RECORDED INFORMATION:
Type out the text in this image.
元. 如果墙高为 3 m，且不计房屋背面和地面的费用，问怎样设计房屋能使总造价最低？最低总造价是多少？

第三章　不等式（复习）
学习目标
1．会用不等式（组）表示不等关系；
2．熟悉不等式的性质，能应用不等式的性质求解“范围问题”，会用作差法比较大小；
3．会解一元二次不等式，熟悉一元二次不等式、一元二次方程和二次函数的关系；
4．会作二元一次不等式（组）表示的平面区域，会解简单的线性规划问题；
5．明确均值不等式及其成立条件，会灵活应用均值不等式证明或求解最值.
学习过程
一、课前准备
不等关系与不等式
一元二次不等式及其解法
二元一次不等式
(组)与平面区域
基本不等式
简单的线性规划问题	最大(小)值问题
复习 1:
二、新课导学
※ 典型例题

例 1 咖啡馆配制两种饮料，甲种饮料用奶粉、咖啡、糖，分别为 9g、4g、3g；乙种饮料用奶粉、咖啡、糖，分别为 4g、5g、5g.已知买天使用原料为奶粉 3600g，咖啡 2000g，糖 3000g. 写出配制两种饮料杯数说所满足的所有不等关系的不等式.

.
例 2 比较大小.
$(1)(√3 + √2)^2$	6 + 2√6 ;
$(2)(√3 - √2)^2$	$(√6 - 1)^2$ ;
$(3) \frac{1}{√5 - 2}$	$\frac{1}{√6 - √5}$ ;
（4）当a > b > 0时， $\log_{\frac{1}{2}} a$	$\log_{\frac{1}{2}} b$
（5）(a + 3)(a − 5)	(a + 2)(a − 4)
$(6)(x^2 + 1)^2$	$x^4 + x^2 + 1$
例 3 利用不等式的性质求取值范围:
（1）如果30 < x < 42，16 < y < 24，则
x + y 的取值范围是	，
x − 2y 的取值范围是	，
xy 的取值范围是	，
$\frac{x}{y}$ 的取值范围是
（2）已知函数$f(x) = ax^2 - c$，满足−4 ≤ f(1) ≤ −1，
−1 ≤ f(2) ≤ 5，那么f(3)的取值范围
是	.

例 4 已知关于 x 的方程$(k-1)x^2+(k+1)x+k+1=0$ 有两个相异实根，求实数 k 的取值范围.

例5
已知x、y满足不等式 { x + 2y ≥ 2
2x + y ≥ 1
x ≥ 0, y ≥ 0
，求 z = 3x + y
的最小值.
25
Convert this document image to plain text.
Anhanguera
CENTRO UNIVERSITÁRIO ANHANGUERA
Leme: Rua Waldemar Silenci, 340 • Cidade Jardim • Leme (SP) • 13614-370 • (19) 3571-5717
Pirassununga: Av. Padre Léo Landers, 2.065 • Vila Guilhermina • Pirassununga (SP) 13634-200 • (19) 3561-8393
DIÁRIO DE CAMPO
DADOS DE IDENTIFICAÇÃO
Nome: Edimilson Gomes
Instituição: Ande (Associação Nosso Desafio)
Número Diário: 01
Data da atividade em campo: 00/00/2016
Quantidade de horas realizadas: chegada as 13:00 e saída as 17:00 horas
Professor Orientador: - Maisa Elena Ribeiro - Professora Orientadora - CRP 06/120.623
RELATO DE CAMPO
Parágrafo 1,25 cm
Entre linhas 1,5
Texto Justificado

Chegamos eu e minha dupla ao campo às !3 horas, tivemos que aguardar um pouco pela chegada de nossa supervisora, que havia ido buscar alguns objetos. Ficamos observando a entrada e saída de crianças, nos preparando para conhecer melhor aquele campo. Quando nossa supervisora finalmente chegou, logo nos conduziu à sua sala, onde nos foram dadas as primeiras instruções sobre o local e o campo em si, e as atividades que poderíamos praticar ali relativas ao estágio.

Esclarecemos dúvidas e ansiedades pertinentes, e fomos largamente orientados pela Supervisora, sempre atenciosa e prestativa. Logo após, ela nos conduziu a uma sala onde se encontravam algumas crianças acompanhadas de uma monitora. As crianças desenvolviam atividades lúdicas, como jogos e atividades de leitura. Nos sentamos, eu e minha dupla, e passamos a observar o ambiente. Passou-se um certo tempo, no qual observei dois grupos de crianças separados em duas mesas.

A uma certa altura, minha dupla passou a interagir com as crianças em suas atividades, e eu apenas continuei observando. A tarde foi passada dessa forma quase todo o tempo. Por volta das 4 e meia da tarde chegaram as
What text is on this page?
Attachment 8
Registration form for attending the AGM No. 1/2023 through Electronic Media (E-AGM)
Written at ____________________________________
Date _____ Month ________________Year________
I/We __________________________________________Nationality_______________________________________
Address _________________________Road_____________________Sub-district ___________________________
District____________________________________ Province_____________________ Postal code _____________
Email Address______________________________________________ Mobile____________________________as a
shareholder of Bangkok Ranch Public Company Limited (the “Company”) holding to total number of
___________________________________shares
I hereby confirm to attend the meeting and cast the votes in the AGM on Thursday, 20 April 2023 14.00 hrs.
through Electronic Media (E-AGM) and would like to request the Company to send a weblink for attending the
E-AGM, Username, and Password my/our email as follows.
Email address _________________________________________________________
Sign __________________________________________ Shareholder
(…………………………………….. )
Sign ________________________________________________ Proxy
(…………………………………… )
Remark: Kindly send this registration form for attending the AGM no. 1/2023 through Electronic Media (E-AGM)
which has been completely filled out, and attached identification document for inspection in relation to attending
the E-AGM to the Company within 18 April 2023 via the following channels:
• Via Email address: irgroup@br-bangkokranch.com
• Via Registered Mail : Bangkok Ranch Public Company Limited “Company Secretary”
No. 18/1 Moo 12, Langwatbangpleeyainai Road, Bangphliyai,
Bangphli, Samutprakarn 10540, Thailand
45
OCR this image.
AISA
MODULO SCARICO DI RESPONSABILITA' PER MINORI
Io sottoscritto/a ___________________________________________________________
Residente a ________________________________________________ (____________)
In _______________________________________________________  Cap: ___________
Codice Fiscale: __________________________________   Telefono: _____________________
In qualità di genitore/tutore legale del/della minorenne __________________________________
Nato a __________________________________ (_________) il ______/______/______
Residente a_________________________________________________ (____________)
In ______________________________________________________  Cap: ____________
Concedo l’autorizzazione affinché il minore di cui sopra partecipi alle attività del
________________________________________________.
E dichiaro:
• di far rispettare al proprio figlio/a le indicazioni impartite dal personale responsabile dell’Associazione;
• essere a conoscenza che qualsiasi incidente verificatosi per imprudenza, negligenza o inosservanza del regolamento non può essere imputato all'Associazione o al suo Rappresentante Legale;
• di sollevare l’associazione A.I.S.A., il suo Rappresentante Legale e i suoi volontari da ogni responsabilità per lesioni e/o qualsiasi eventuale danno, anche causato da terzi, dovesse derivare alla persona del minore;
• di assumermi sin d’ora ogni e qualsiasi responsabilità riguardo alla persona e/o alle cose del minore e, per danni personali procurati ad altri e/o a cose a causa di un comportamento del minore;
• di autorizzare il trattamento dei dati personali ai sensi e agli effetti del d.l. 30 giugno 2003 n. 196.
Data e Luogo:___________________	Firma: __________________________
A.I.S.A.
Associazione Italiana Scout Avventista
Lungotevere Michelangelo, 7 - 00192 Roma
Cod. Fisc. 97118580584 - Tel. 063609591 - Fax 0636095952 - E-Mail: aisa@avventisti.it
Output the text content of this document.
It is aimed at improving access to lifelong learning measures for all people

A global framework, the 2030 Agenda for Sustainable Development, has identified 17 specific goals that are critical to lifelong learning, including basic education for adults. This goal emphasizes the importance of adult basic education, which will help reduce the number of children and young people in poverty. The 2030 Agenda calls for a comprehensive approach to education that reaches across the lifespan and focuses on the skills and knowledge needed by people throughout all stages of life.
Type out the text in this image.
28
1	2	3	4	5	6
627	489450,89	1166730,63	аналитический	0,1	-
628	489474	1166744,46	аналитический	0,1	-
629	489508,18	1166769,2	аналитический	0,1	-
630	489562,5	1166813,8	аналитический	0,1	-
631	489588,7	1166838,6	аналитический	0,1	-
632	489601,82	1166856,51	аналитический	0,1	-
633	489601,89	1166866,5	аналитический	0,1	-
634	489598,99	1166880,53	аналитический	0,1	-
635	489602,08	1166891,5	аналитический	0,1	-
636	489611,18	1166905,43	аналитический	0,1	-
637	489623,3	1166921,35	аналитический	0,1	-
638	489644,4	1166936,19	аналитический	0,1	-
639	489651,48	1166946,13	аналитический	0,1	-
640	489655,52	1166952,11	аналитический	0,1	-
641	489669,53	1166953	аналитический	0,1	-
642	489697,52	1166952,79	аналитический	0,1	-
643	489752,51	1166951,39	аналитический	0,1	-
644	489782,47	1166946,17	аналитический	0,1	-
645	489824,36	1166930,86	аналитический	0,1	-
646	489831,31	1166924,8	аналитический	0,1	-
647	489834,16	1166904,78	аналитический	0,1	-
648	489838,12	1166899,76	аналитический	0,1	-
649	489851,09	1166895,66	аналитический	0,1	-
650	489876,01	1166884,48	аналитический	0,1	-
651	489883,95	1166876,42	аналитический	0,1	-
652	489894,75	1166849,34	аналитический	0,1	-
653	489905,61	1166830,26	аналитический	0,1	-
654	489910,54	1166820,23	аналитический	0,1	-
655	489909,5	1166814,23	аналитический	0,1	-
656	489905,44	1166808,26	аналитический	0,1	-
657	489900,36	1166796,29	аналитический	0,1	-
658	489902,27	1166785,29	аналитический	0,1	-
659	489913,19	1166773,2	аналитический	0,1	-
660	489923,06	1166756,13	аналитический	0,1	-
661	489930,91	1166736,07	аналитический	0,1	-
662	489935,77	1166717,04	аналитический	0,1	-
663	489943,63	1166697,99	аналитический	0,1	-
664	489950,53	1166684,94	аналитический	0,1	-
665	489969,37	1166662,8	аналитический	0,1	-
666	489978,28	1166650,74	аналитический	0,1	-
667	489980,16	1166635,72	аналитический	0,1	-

PROBLEM REQUIREMENTS: Pull out all lines from the listing that contain the string "Data".

SOLUTION:
Data da atividade em campo: 00/00/2016
Data e Luogo:___________________	Firma: __________________________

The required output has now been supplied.